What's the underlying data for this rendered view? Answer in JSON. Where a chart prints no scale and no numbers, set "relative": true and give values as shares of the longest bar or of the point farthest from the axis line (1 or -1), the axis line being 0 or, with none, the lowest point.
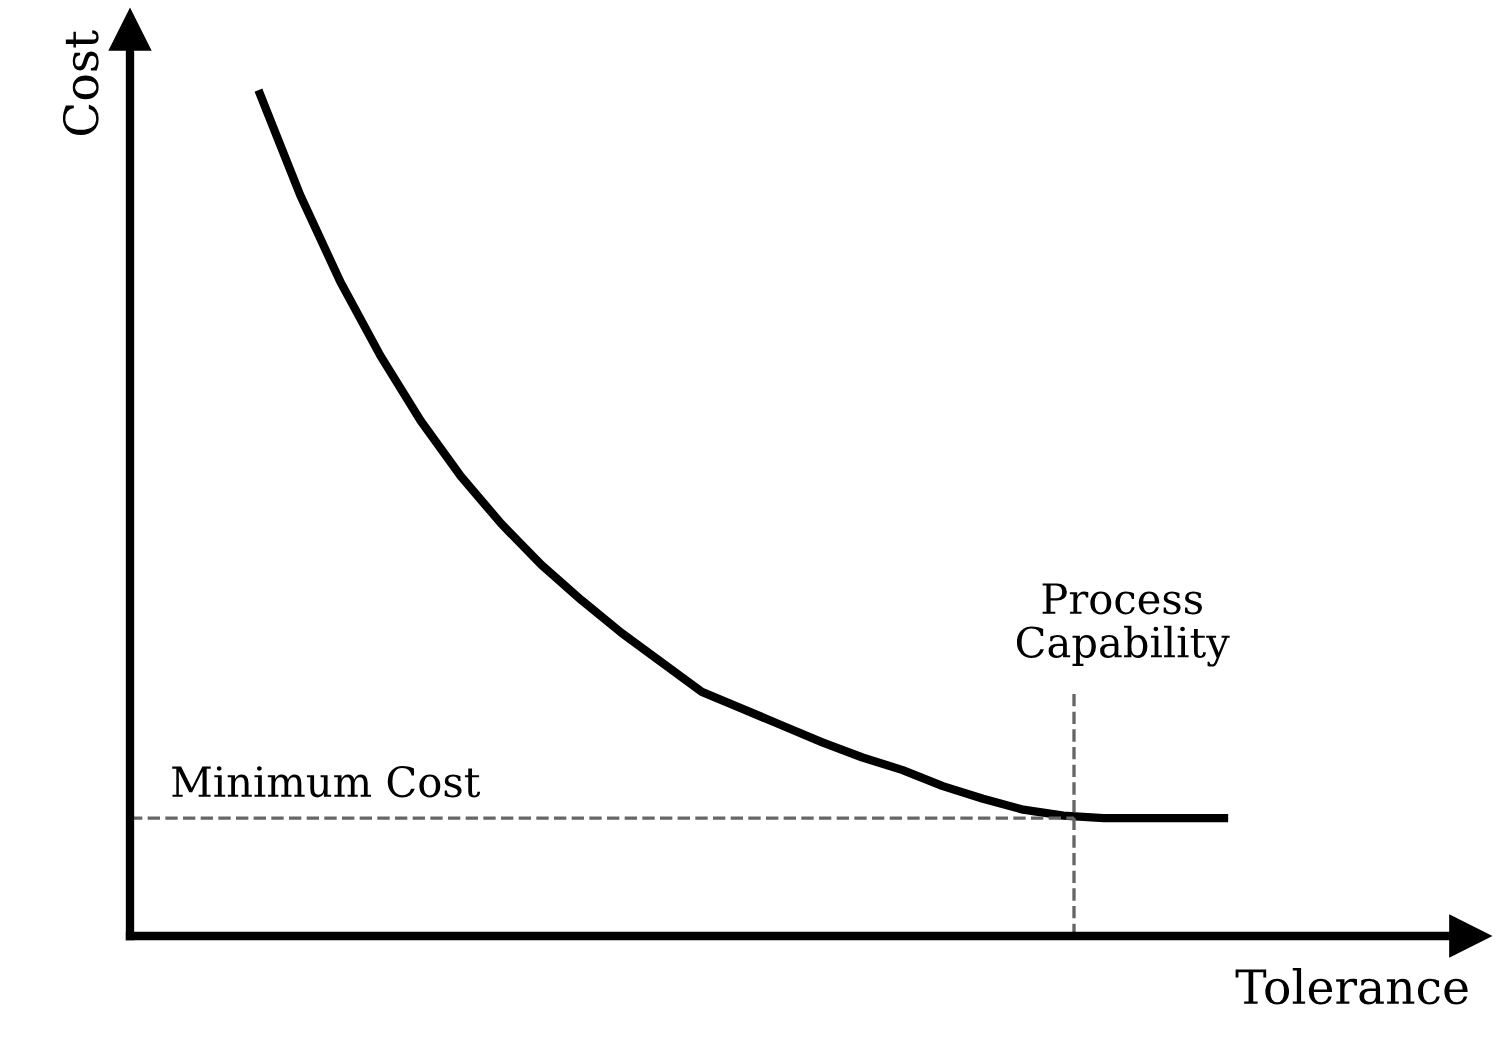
{
  "chart_data": {
    "type": "line",
    "relative": true,
    "xlabel": "Tolerance",
    "ylabel": "Cost",
    "categories": [
      null,
      null,
      null,
      null,
      null,
      null,
      null,
      null,
      null,
      null,
      null,
      null,
      null,
      null,
      null,
      null,
      null,
      null,
      null,
      null,
      null,
      null,
      null,
      null,
      null
    ],
    "series": [
      {
        "color": "#000000",
        "values": [
          1.0,
          0.88,
          0.777,
          0.689,
          0.612,
          0.546,
          0.49,
          0.441,
          0.399,
          0.36,
          0.325,
          0.29,
          0.27,
          0.25,
          0.23,
          0.212,
          0.197,
          0.178,
          0.163,
          0.15,
          0.143,
          0.14,
          0.14,
          0.14,
          0.14
        ]
      }
    ],
    "ref_lines": [
      {
        "axis": "y",
        "value": 0.14,
        "label": "Minimum Cost",
        "line_style": "dashed",
        "color": "#666666"
      }
    ],
    "annotations": [
      "Process Capability"
    ],
    "grid": false,
    "marker": "none",
    "line_style": "solid"
  }
}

________

**Written exercise:** Write the records out once more, exactly as they appear, with no pictures.

**Complete answer:**
What's the underlying data for this rendered view? Answer in JSON. Where a chart prints no scale and no numbers, set "relative": true and give values as shares of the longest bar or of the point farthest from the axis line (1 or -1), the axis line being 0 or, with none, the lowest point.
{
  "chart_data": {
    "type": "line",
    "relative": true,
    "xlabel": "Tolerance",
    "ylabel": "Cost",
    "categories": [
      null,
      null,
      null,
      null,
      null,
      null,
      null,
      null,
      null,
      null,
      null,
      null,
      null,
      null,
      null,
      null,
      null,
      null,
      null,
      null,
      null,
      null,
      null,
      null,
      null
    ],
    "series": [
      {
        "color": "#000000",
        "values": [
          1.0,
          0.88,
          0.777,
          0.689,
          0.612,
          0.546,
          0.49,
          0.441,
          0.399,
          0.36,
          0.325,
          0.29,
          0.27,
          0.25,
          0.23,
          0.212,
          0.197,
          0.178,
          0.163,
          0.15,
          0.143,
          0.14,
          0.14,
          0.14,
          0.14
        ]
      }
    ],
    "ref_lines": [
      {
        "axis": "y",
        "value": 0.14,
        "label": "Minimum Cost",
        "line_style": "dashed",
        "color": "#666666"
      }
    ],
    "annotations": [
      "Process Capability"
    ],
    "grid": false,
    "marker": "none",
    "line_style": "solid"
  }
}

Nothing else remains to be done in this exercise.